● **Set exercise**
Every entry below should be transcribed exactly; pictures stay out of the copy.

## start

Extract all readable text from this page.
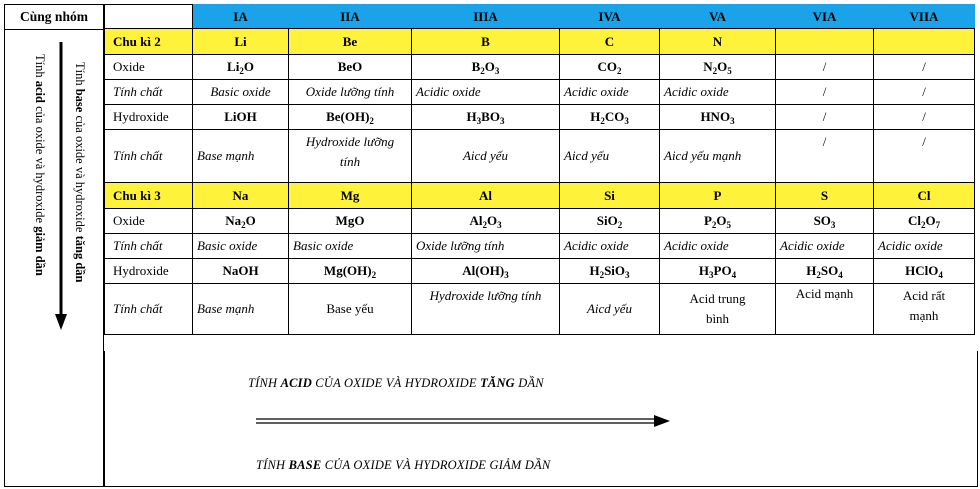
Cùng nhóm
Tính base của oxide và hydroxide tăng dần
Tính acid của oxide và hydroxide giảm dần
	IA	IIA	IIIA	IVA	VA	VIA	VIIA
Chu kì 2	Li	Be	B	C	N		
Oxide	$Li_2O$	BeO	$B_2O_3$	$CO_2$	$N_2O_5$	/	/
Tính chất	Basic oxide	Oxide lưỡng tính	Acidic oxide	Acidic oxide	Acidic oxide	/	/
Hydroxide	LiOH	$Be(OH)_2$	$H_3BO_3$	$H_2CO_3$	$HNO_3$	/	/
Tính chất	Base mạnh	Hydroxide lưỡng tính	Aicd yếu	Aicd yếu	Aicd yếu mạnh	/	/
Chu kì 3	Na	Mg	Al	Si	P	S	Cl
Oxide	$Na_2O$	MgO	$Al_2O_3$	SiO$_2$	$P_2O_5$	$SO_3$	$Cl_2O_7$
Tính chất	Basic oxide	Basic oxide	Oxide lưỡng tính	Acidic oxide	Acidic oxide	Acidic oxide	Acidic oxide
Hydroxide	NaOH	$Mg(OH)_2$	$Al(OH)_3$	$H_2SiO_3$	$H_3PO_4$	$H_2SO_4$	HClO$_4$
Tính chất	Base mạnh	Base yếu	Hydroxide lưỡng tính	Aicd yếu	Acid trung bình	Acid mạnh	Acid rất mạnh
TÍNH ACID CỦA OXIDE VÀ HYDROXIDE TĂNG DẦN
TÍNH BASE CỦA OXIDE VÀ HYDROXIDE GIẢM DẦN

## end

● **Reply to the exercise**
Extract all readable text from this page.
Cùng nhóm
Tính base của oxide và hydroxide tăng dần
Tính acid của oxide và hydroxide giảm dần
	IA	IIA	IIIA	IVA	VA	VIA	VIIA
Chu kì 2	Li	Be	B	C	N		
Oxide	$Li_2O$	BeO	$B_2O_3$	$CO_2$	$N_2O_5$	/	/
Tính chất	Basic oxide	Oxide lưỡng tính	Acidic oxide	Acidic oxide	Acidic oxide	/	/
Hydroxide	LiOH	$Be(OH)_2$	$H_3BO_3$	$H_2CO_3$	$HNO_3$	/	/
Tính chất	Base mạnh	Hydroxide lưỡng tính	Aicd yếu	Aicd yếu	Aicd yếu mạnh	/	/
Chu kì 3	Na	Mg	Al	Si	P	S	Cl
Oxide	$Na_2O$	MgO	$Al_2O_3$	SiO$_2$	$P_2O_5$	$SO_3$	$Cl_2O_7$
Tính chất	Basic oxide	Basic oxide	Oxide lưỡng tính	Acidic oxide	Acidic oxide	Acidic oxide	Acidic oxide
Hydroxide	NaOH	$Mg(OH)_2$	$Al(OH)_3$	$H_2SiO_3$	$H_3PO_4$	$H_2SO_4$	HClO$_4$
Tính chất	Base mạnh	Base yếu	Hydroxide lưỡng tính	Aicd yếu	Acid trung bình	Acid mạnh	Acid rất mạnh
TÍNH ACID CỦA OXIDE VÀ HYDROXIDE TĂNG DẦN
TÍNH BASE CỦA OXIDE VÀ HYDROXIDE GIẢM DẦN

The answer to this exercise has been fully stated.